Problem description = Search the material and gather each line with "قدامة" in it.

Dataset =
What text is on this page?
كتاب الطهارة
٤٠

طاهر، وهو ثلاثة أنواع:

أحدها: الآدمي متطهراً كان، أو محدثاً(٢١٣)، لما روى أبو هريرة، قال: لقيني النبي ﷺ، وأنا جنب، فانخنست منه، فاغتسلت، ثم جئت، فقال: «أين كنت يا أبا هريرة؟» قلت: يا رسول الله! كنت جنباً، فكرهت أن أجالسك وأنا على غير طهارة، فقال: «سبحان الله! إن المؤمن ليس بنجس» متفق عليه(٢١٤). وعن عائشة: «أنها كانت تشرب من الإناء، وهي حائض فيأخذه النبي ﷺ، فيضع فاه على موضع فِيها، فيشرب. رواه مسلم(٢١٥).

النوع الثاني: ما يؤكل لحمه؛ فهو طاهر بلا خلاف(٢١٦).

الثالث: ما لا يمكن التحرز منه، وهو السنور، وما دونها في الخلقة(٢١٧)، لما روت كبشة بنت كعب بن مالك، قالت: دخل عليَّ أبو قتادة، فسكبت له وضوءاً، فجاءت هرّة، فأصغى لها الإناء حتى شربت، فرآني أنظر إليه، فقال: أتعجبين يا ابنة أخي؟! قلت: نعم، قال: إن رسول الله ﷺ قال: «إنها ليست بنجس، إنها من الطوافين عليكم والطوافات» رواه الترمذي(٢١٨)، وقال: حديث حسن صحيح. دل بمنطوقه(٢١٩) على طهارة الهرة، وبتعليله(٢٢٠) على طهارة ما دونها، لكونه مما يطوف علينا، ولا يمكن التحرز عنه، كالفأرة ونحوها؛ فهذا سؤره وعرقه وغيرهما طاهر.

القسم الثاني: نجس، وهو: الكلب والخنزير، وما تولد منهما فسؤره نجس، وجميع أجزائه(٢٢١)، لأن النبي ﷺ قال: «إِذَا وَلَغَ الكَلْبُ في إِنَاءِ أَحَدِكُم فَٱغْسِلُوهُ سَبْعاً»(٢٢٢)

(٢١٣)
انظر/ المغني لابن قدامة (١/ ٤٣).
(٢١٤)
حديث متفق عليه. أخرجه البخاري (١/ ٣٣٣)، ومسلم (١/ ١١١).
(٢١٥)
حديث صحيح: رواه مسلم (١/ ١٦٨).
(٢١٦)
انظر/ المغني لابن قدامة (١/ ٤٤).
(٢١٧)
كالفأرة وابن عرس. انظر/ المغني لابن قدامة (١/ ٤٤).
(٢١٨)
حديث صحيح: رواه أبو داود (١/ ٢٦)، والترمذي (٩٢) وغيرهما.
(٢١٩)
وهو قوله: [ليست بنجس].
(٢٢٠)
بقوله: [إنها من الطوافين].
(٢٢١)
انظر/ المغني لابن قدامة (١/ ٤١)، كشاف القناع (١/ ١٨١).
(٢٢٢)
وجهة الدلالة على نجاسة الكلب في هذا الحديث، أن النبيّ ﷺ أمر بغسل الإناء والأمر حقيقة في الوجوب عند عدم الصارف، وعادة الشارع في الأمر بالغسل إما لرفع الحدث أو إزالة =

Solution to this problem =
انظر/ المغني لابن قدامة (١/ ٤٣).
انظر/ المغني لابن قدامة (١/ ٤٤).
كالفأرة وابن عرس. انظر/ المغني لابن قدامة (١/ ٤٤).
انظر/ المغني لابن قدامة (١/ ٤١)، كشاف القناع (١/ ١٨١).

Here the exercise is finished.